TASK DIRECTIONS:
Where a line holds the word "next", copy that line.

Recorded data:
____________________

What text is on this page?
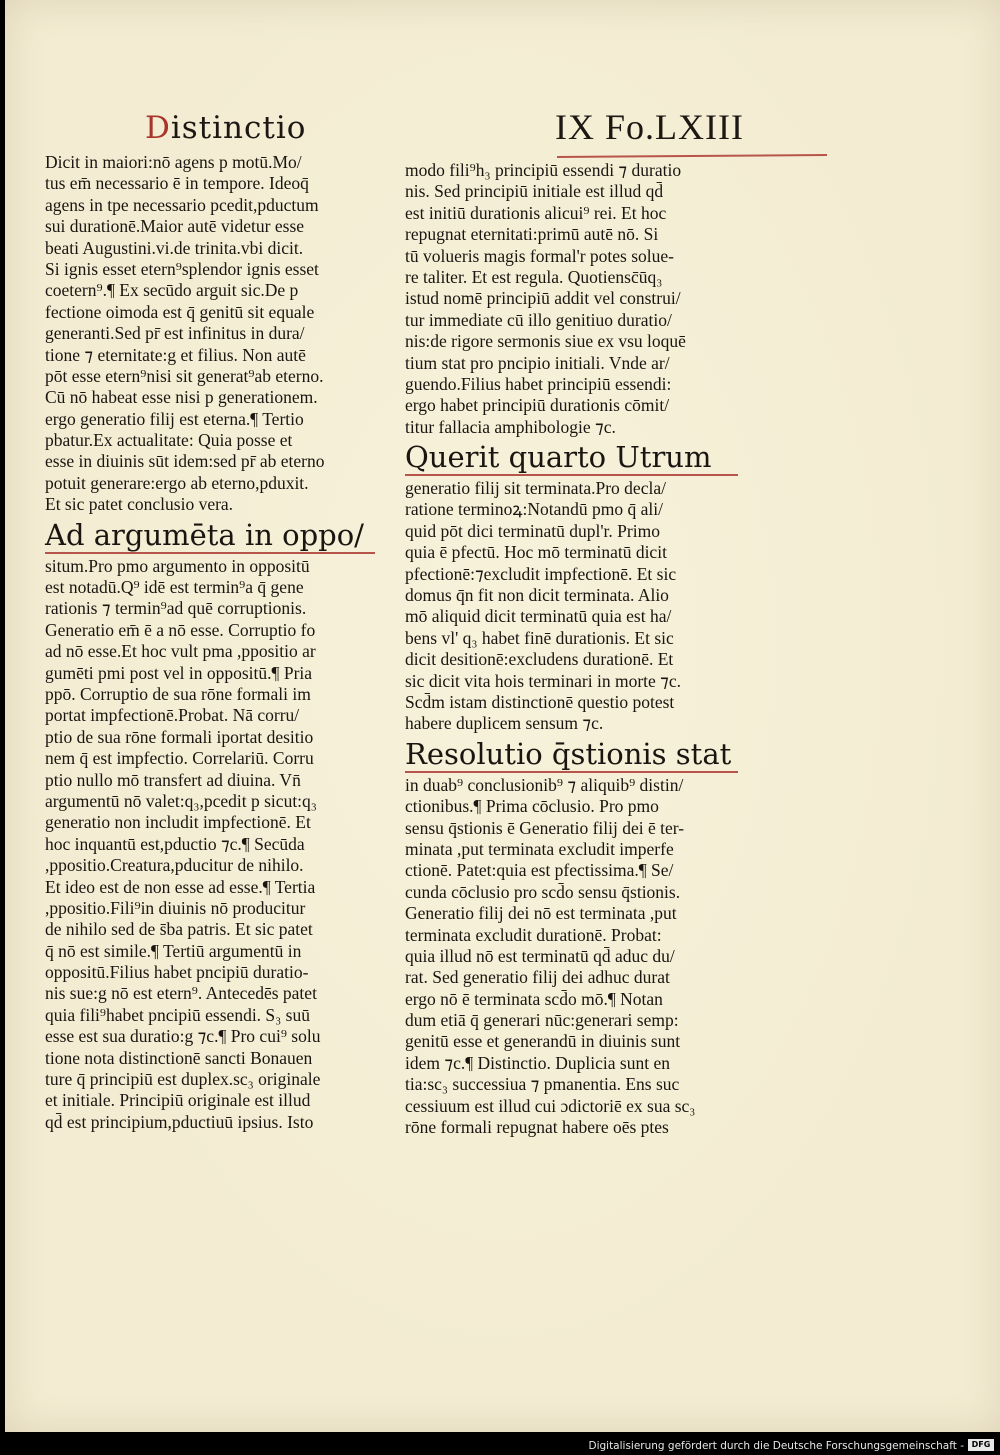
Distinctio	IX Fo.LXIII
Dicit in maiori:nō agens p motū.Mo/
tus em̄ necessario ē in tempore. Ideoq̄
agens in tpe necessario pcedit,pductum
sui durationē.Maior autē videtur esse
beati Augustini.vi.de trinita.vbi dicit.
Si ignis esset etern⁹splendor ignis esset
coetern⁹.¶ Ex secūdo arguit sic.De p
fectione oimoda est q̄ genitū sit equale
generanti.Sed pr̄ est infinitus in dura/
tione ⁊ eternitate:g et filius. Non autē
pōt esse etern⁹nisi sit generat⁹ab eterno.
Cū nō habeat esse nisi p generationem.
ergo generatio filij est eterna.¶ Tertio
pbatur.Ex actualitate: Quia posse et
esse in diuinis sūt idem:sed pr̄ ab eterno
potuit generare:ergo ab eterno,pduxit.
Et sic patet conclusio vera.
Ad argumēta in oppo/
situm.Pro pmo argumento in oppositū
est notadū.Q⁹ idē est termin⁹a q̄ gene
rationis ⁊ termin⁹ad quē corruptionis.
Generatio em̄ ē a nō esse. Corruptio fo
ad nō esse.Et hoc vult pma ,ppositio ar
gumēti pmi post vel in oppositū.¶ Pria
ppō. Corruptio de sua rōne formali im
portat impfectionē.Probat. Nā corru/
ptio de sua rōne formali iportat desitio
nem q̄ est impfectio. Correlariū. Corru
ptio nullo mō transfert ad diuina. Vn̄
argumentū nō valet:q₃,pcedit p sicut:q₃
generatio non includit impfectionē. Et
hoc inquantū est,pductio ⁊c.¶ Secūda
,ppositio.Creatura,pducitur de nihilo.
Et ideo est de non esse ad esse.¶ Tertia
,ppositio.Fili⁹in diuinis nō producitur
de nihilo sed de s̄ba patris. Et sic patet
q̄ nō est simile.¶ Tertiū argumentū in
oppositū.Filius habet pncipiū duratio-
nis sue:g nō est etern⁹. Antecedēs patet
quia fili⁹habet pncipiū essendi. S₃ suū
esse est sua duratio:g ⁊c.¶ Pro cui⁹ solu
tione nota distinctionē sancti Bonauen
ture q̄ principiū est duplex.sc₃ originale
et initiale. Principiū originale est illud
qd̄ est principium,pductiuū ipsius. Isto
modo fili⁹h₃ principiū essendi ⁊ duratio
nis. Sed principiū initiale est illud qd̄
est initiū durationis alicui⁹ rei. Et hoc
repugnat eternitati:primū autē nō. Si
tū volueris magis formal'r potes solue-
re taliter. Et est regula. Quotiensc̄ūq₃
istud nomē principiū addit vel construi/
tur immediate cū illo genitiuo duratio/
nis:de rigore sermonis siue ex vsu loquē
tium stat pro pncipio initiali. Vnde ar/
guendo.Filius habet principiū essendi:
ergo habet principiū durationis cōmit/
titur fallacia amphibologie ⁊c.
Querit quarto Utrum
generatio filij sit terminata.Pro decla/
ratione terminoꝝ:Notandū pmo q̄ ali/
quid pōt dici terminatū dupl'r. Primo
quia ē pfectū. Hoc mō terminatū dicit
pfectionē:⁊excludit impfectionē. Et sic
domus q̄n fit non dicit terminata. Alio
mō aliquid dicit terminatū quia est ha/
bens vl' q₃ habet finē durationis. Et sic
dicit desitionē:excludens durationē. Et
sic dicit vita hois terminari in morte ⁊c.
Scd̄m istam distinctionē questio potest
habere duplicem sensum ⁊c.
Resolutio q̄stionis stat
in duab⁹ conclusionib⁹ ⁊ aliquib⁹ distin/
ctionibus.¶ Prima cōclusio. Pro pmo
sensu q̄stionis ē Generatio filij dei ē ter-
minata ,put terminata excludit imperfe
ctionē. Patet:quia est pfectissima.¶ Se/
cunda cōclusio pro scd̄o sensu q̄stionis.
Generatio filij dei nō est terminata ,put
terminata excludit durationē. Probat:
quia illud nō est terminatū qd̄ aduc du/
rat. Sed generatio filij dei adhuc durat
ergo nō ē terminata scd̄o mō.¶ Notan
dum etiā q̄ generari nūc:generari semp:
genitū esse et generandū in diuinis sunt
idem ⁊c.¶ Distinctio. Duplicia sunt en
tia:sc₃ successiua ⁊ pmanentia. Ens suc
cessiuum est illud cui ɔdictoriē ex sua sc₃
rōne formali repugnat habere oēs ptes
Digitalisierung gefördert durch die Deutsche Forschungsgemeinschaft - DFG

____________________

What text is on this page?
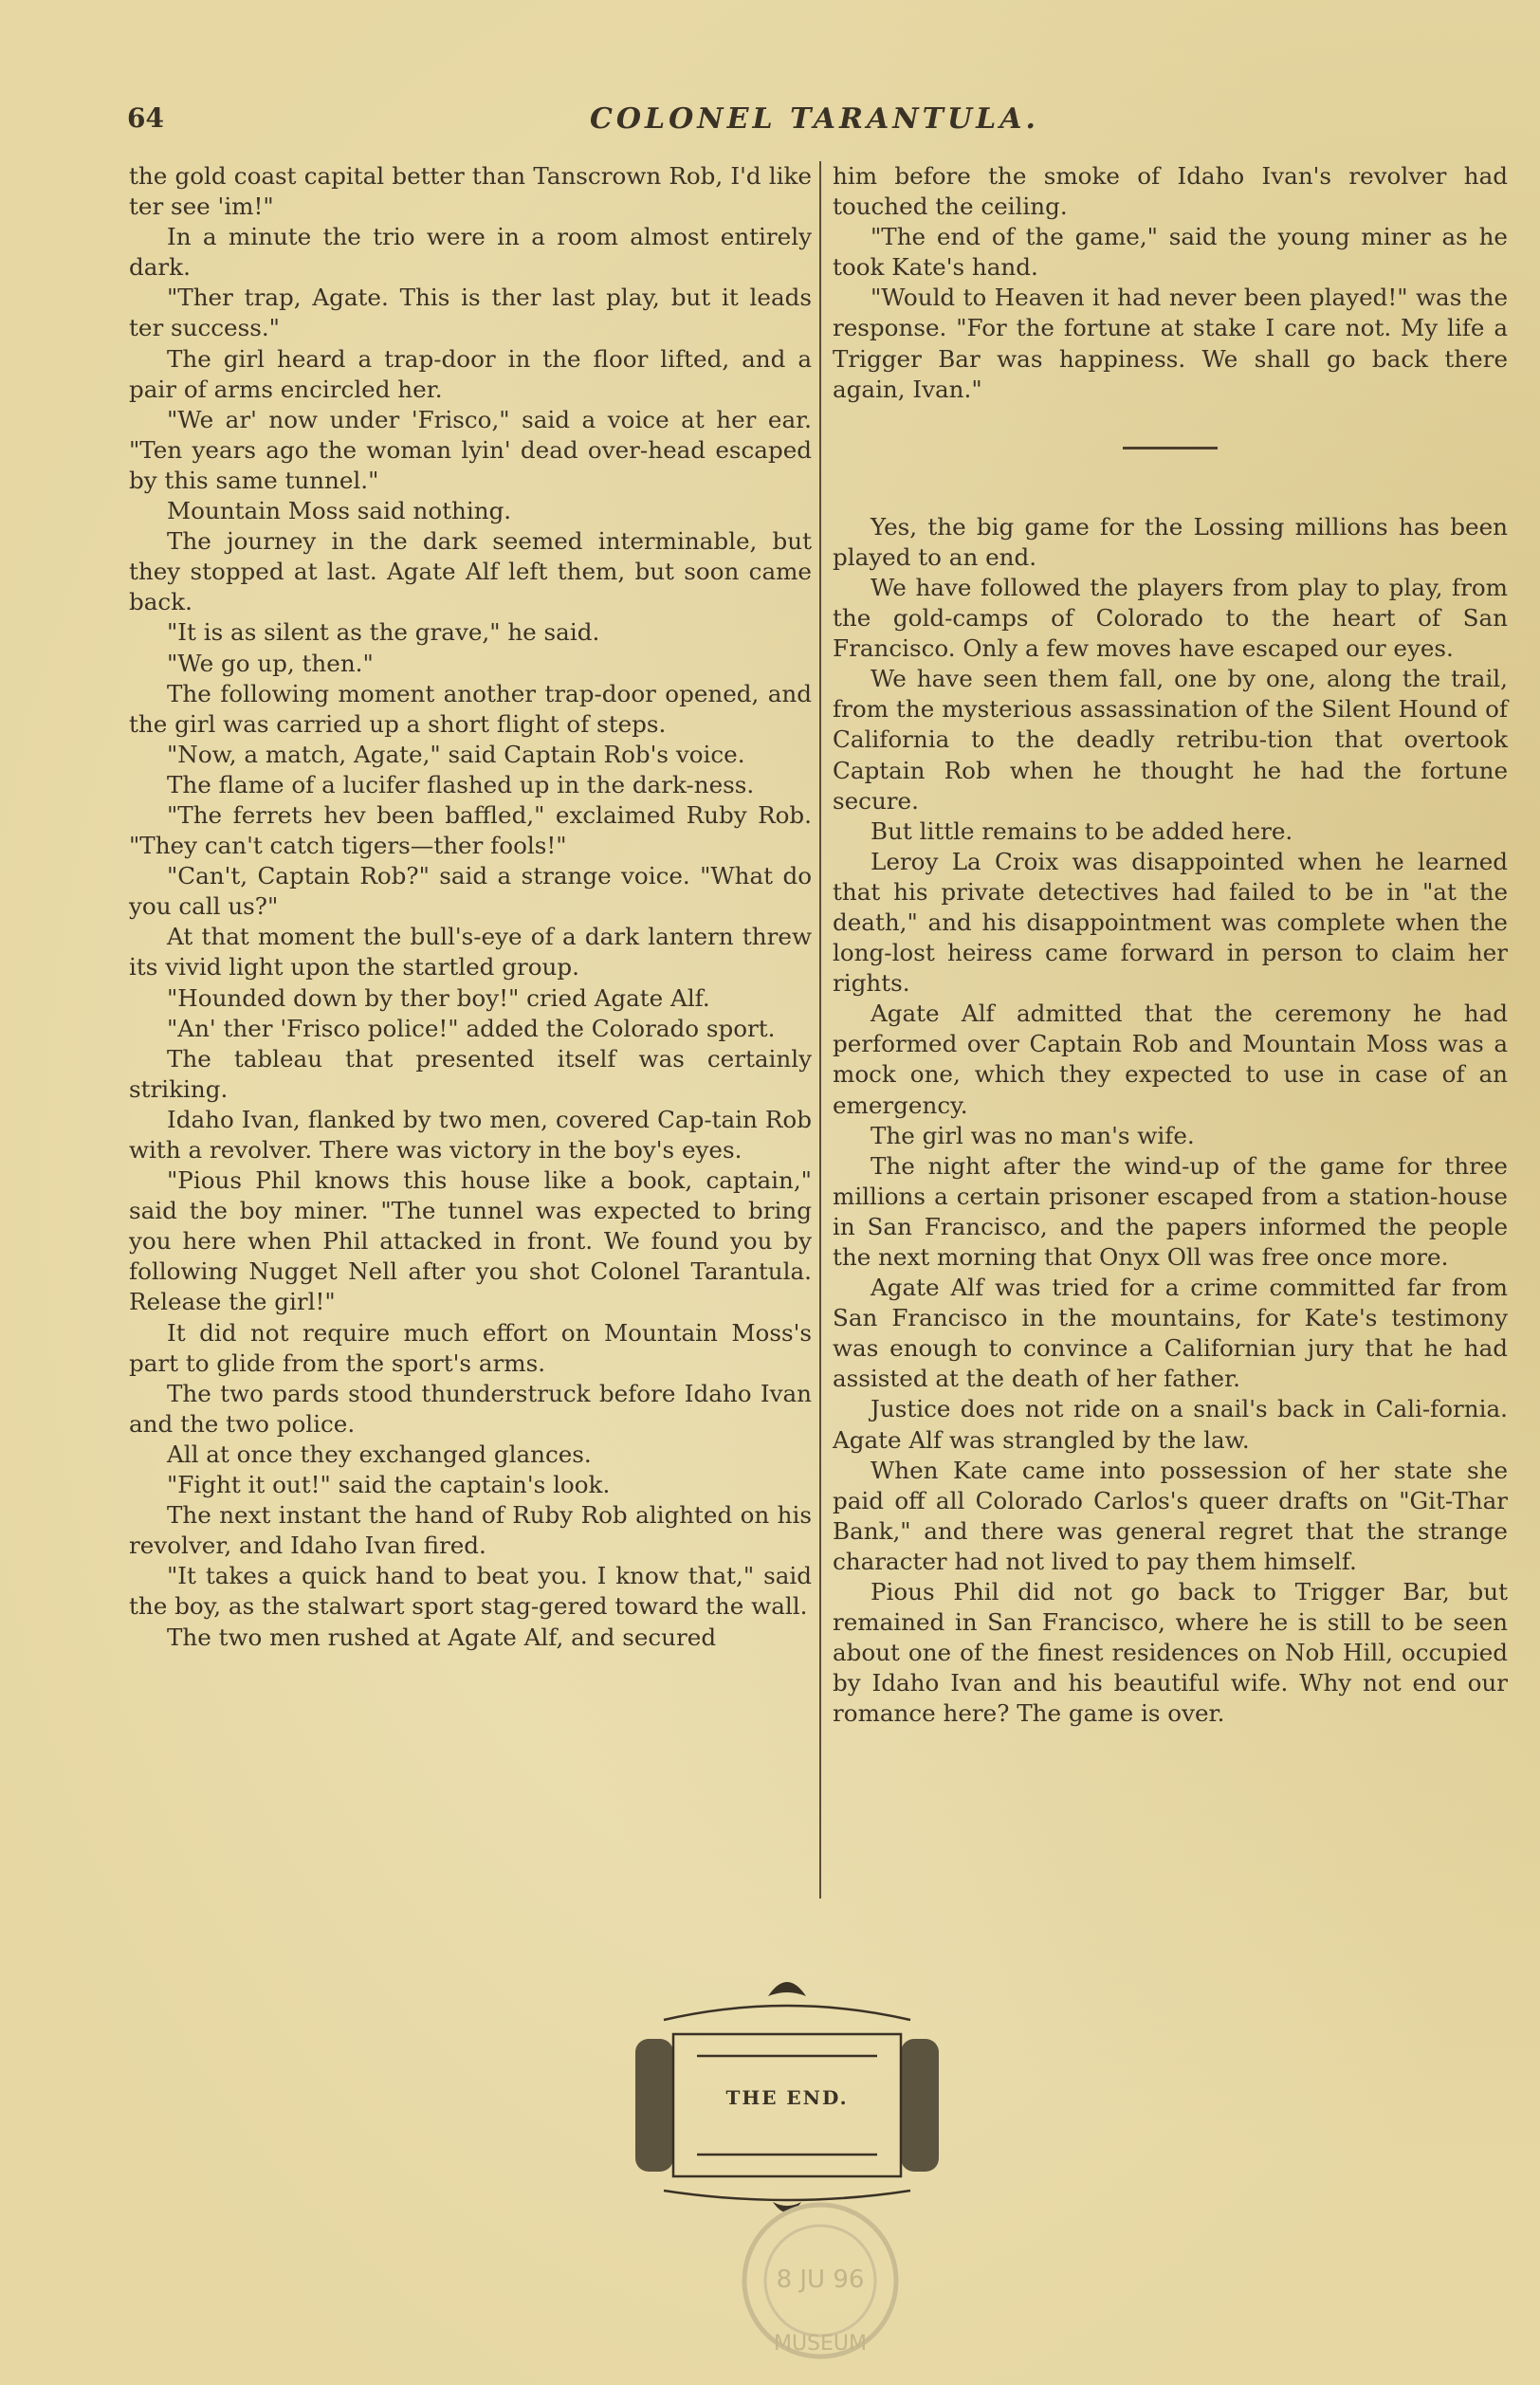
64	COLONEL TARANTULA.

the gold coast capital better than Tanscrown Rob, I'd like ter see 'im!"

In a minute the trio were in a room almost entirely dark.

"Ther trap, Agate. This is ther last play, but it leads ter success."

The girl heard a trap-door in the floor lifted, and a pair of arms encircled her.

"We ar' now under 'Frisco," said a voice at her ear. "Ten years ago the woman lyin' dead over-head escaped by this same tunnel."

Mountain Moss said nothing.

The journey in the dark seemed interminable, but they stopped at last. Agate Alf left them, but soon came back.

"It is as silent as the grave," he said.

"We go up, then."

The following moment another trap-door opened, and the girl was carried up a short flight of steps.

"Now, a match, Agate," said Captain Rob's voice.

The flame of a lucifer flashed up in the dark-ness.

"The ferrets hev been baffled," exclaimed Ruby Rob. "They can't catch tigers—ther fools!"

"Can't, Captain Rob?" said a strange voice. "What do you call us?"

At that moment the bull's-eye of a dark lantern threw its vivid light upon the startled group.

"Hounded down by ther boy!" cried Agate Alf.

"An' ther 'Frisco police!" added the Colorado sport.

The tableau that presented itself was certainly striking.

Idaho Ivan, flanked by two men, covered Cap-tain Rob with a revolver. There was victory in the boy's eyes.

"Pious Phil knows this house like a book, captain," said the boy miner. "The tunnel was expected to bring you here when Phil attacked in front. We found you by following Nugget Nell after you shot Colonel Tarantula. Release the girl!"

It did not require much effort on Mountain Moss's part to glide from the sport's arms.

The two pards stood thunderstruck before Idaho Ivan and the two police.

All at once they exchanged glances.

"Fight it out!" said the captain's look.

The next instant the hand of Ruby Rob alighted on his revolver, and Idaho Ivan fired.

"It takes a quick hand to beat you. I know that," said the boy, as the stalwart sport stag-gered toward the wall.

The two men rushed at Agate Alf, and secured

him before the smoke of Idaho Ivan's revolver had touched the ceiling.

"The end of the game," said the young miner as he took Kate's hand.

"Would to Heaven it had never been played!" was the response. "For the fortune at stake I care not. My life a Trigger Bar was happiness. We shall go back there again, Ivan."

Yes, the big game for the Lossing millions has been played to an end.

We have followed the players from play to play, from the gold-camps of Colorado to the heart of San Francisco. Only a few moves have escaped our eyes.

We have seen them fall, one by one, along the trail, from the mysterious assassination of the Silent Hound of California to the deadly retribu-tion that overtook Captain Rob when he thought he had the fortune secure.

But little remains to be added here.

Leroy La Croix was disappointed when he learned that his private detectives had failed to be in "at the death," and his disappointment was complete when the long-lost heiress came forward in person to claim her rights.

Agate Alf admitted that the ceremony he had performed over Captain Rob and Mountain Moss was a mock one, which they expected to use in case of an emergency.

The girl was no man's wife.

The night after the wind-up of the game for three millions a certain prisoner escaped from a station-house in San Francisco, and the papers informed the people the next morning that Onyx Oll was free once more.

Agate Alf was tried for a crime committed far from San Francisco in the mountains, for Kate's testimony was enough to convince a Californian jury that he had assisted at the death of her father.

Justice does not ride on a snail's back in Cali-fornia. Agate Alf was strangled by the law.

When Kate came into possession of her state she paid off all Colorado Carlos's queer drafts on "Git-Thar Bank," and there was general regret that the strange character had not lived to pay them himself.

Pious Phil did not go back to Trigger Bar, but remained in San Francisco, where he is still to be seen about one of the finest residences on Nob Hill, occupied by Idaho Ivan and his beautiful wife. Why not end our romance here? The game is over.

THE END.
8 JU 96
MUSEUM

____________________

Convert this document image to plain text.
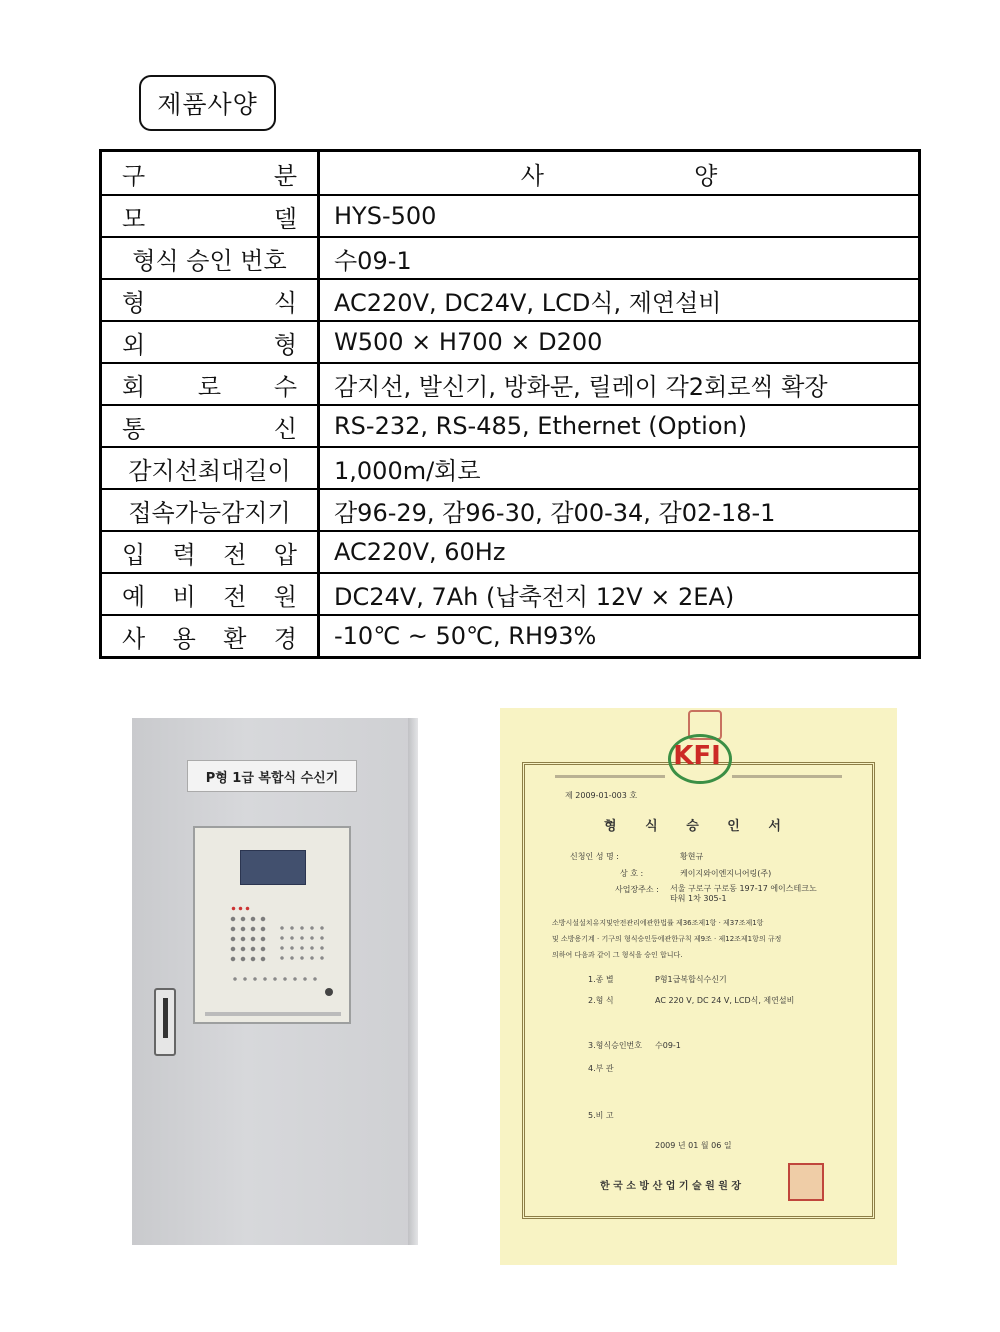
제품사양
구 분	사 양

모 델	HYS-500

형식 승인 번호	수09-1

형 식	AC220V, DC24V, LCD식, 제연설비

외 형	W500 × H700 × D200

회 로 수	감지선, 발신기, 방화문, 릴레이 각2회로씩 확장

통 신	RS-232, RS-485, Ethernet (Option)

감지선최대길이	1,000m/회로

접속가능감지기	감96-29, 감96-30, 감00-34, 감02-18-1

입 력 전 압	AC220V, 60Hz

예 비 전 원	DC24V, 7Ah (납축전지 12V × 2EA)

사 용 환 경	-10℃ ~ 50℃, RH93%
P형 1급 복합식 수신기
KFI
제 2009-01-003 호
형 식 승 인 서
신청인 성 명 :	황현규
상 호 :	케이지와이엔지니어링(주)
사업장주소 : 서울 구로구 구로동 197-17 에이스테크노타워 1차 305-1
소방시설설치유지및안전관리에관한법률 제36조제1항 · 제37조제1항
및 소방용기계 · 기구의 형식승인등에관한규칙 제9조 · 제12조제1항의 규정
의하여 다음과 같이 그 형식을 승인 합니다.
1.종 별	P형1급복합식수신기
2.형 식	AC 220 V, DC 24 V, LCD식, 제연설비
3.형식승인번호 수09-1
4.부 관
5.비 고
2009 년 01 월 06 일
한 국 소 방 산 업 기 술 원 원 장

____________________

RESPONSE TO THE EXERCISE:
The next instant the hand of Ruby Rob alighted on his revolver, and Idaho Ivan fired.
The night after the wind-up of the game for three millions a certain prisoner escaped from a station-house in San Francisco, and the papers informed the people the next morning that Onyx Oll was free once more.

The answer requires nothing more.